> _EXERCISE BRIEF_
Which lines in the data below contain the word "axis"? Copy each of them.

> _SUPPLIED INFORMATION_
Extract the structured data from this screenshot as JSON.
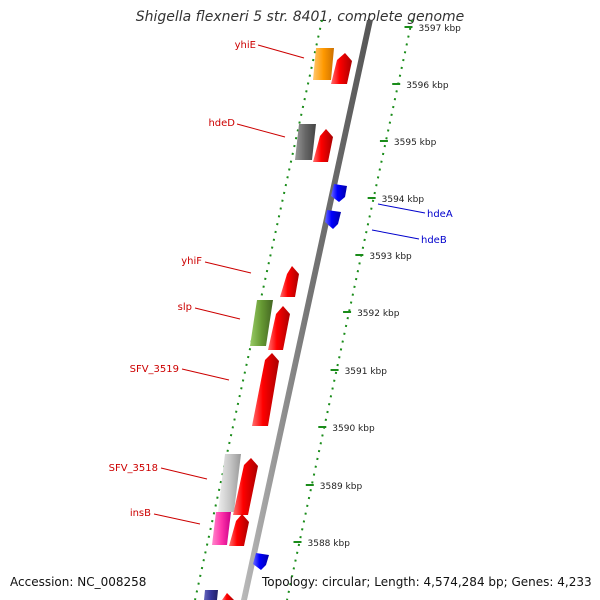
{
  "title": "Shigella flexneri 5 str. 8401, complete genome",
  "footer": {
    "accession_label": "Accession: NC_008258",
    "topology_label": "Topology: circular; Length: 4,574,284 bp; Genes: 4,233"
  },
  "ruler_ticks": [
    {
      "label": "3597 kbp",
      "kbp": 3597
    },
    {
      "label": "3596 kbp",
      "kbp": 3596
    },
    {
      "label": "3595 kbp",
      "kbp": 3595
    },
    {
      "label": "3594 kbp",
      "kbp": 3594
    },
    {
      "label": "3593 kbp",
      "kbp": 3593
    },
    {
      "label": "3592 kbp",
      "kbp": 3592
    },
    {
      "label": "3591 kbp",
      "kbp": 3591
    },
    {
      "label": "3590 kbp",
      "kbp": 3590
    },
    {
      "label": "3589 kbp",
      "kbp": 3589
    },
    {
      "label": "3588 kbp",
      "kbp": 3588
    }
  ],
  "gene_labels": [
    {
      "name": "yhiE",
      "strand": "forward",
      "color": "#cc0000"
    },
    {
      "name": "hdeD",
      "strand": "forward",
      "color": "#cc0000"
    },
    {
      "name": "hdeA",
      "strand": "reverse",
      "color": "#0000cc"
    },
    {
      "name": "hdeB",
      "strand": "reverse",
      "color": "#0000cc"
    },
    {
      "name": "yhiF",
      "strand": "forward",
      "color": "#cc0000"
    },
    {
      "name": "slp",
      "strand": "forward",
      "color": "#cc0000"
    },
    {
      "name": "SFV_3519",
      "strand": "forward",
      "color": "#cc0000"
    },
    {
      "name": "SFV_3518",
      "strand": "forward",
      "color": "#cc0000"
    },
    {
      "name": "insB",
      "strand": "forward",
      "color": "#cc0000"
    }
  ],
  "colors": {
    "forward_gene": "#ff0000",
    "reverse_gene": "#0000ff",
    "backbone": "#8a8a8a",
    "dotted_track": "#1a8c1a",
    "tick_mark": "#1a8c1a",
    "cog_orange": "#ff9900",
    "cog_darkgray": "#666666",
    "cog_olive": "#669933",
    "cog_lightgray": "#c8c8c8",
    "cog_magenta": "#ff33aa",
    "cog_purple": "#333399"
  }
}
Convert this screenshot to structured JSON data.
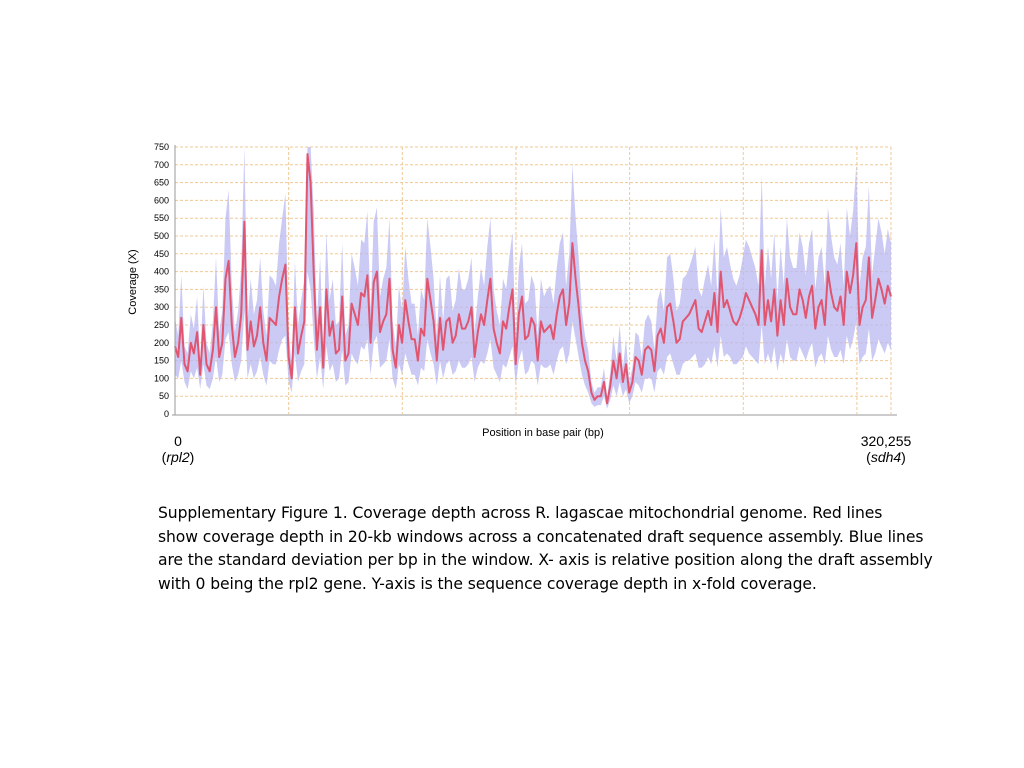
{
  "chart_data": {
    "type": "line",
    "ylabel": "Coverage (X)",
    "xlabel": "Position in base pair (bp)",
    "ylim": [
      0,
      750
    ],
    "yticks": [
      0,
      50,
      100,
      150,
      200,
      250,
      300,
      350,
      400,
      450,
      500,
      550,
      600,
      650,
      700,
      750
    ],
    "xlim": [
      0,
      320255
    ],
    "grid": true,
    "x_start": {
      "value": "0",
      "gene": "rpl2"
    },
    "x_end": {
      "value": "320,255",
      "gene": "sdh4"
    },
    "series": [
      {
        "color": "#e05570",
        "values": [
          190,
          160,
          270,
          140,
          120,
          200,
          170,
          230,
          110,
          250,
          140,
          120,
          180,
          300,
          160,
          200,
          380,
          430,
          250,
          160,
          200,
          280,
          540,
          180,
          260,
          190,
          220,
          300,
          200,
          150,
          270,
          260,
          250,
          330,
          380,
          420,
          160,
          100,
          300,
          170,
          220,
          260,
          730,
          650,
          390,
          180,
          300,
          130,
          350,
          220,
          260,
          170,
          180,
          330,
          150,
          170,
          310,
          280,
          250,
          340,
          330,
          390,
          200,
          370,
          400,
          230,
          260,
          280,
          380,
          180,
          130,
          250,
          200,
          320,
          260,
          210,
          210,
          150,
          240,
          220,
          380,
          320,
          260,
          150,
          270,
          180,
          260,
          270,
          200,
          220,
          280,
          240,
          240,
          260,
          300,
          160,
          230,
          280,
          250,
          320,
          380,
          240,
          200,
          170,
          260,
          240,
          300,
          350,
          140,
          280,
          330,
          210,
          220,
          270,
          250,
          150,
          260,
          230,
          240,
          250,
          210,
          280,
          330,
          350,
          250,
          310,
          480,
          380,
          300,
          200,
          150,
          120,
          60,
          40,
          50,
          50,
          90,
          30,
          80,
          150,
          100,
          170,
          90,
          140,
          60,
          90,
          160,
          150,
          110,
          180,
          190,
          180,
          120,
          220,
          240,
          200,
          300,
          310,
          260,
          200,
          210,
          260,
          270,
          280,
          300,
          320,
          240,
          230,
          260,
          290,
          250,
          340,
          230,
          400,
          300,
          320,
          290,
          260,
          250,
          270,
          300,
          340,
          320,
          300,
          280,
          250,
          460,
          250,
          320,
          260,
          350,
          220,
          320,
          250,
          380,
          300,
          280,
          280,
          350,
          320,
          270,
          330,
          360,
          240,
          300,
          320,
          250,
          400,
          340,
          300,
          290,
          330,
          250,
          400,
          340,
          390,
          480,
          250,
          300,
          320,
          440,
          270,
          320,
          380,
          350,
          310,
          360,
          330
        ]
      },
      {
        "color": "#b8b8f2",
        "values": [
          80,
          60,
          120,
          50,
          50,
          80,
          70,
          100,
          40,
          110,
          60,
          50,
          80,
          140,
          70,
          90,
          170,
          200,
          110,
          70,
          90,
          130,
          250,
          80,
          120,
          90,
          100,
          140,
          90,
          70,
          120,
          120,
          110,
          150,
          170,
          200,
          70,
          40,
          130,
          80,
          100,
          120,
          330,
          300,
          180,
          80,
          140,
          60,
          160,
          100,
          120,
          80,
          80,
          150,
          70,
          80,
          140,
          130,
          110,
          150,
          150,
          180,
          90,
          170,
          180,
          100,
          120,
          130,
          170,
          80,
          60,
          110,
          90,
          150,
          120,
          100,
          100,
          70,
          110,
          100,
          170,
          150,
          120,
          70,
          120,
          80,
          120,
          120,
          90,
          100,
          130,
          110,
          110,
          120,
          140,
          70,
          100,
          130,
          110,
          150,
          170,
          110,
          90,
          80,
          120,
          110,
          140,
          160,
          60,
          130,
          150,
          100,
          100,
          120,
          110,
          70,
          120,
          100,
          110,
          110,
          100,
          130,
          150,
          160,
          110,
          140,
          220,
          170,
          140,
          90,
          70,
          60,
          30,
          20,
          25,
          25,
          40,
          15,
          40,
          70,
          50,
          80,
          40,
          70,
          30,
          40,
          70,
          70,
          50,
          80,
          90,
          80,
          60,
          100,
          110,
          90,
          140,
          140,
          120,
          90,
          100,
          120,
          120,
          130,
          140,
          150,
          110,
          100,
          120,
          130,
          110,
          150,
          100,
          180,
          140,
          150,
          130,
          120,
          110,
          120,
          140,
          150,
          150,
          140,
          130,
          110,
          210,
          110,
          150,
          120,
          160,
          100,
          150,
          110,
          170,
          140,
          130,
          130,
          160,
          150,
          120,
          150,
          160,
          110,
          140,
          150,
          110,
          180,
          160,
          140,
          130,
          150,
          110,
          180,
          160,
          180,
          220,
          110,
          140,
          150,
          200,
          120,
          150,
          170,
          160,
          140,
          160,
          150
        ]
      }
    ]
  },
  "caption": {
    "lines": [
      "Supplementary Figure 1. Coverage depth across R. lagascae mitochondrial genome.  Red lines",
      "show coverage depth in 20-kb windows across a concatenated draft sequence assembly.  Blue lines",
      "are the standard deviation per bp in the window. X- axis is relative position along the draft assembly",
      "with 0 being the rpl2 gene. Y-axis is the sequence coverage depth in x-fold coverage."
    ]
  }
}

> _RESULT_
      "are the standard deviation per bp in the window. X- axis is relative position along the draft assembly",
      "with 0 being the rpl2 gene. Y-axis is the sequence coverage depth in x-fold coverage."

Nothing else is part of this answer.